-- START Items --

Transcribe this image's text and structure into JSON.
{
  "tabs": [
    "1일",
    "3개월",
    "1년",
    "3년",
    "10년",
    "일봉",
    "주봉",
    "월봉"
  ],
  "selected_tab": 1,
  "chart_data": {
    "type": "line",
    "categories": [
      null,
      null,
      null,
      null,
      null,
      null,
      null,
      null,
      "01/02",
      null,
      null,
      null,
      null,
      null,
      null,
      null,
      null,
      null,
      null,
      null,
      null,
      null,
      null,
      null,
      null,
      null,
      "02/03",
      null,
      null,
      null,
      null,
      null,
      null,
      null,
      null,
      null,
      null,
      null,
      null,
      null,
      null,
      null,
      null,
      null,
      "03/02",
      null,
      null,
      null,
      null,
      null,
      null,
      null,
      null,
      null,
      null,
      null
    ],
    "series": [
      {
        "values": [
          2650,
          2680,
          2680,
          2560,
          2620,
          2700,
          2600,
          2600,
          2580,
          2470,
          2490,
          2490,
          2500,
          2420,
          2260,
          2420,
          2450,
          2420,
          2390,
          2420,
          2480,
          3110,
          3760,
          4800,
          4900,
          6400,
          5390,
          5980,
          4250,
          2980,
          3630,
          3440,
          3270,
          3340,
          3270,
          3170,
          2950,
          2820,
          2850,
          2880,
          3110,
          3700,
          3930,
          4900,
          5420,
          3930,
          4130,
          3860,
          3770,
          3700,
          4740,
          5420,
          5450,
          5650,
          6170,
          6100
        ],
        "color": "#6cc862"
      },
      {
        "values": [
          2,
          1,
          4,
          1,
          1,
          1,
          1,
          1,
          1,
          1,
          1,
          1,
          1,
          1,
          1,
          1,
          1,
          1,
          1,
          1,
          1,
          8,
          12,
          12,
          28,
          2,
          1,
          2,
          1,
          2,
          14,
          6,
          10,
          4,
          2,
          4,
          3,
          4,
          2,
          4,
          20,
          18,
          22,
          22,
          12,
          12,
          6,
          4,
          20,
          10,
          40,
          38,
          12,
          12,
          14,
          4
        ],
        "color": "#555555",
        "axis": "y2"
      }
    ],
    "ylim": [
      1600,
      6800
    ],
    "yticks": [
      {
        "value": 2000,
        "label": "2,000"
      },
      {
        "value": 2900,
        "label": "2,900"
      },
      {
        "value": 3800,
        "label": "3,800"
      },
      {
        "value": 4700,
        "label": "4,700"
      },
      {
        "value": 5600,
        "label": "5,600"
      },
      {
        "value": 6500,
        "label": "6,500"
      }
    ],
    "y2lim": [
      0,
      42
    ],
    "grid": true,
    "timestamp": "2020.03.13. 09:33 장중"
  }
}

-- END Items --

Exercise objective: Return a copy of every line that includes the word "label".

Output for this exercise:
        "label": "2,000"
        "label": "2,900"
        "label": "3,800"
        "label": "4,700"
        "label": "5,600"
        "label": "6,500"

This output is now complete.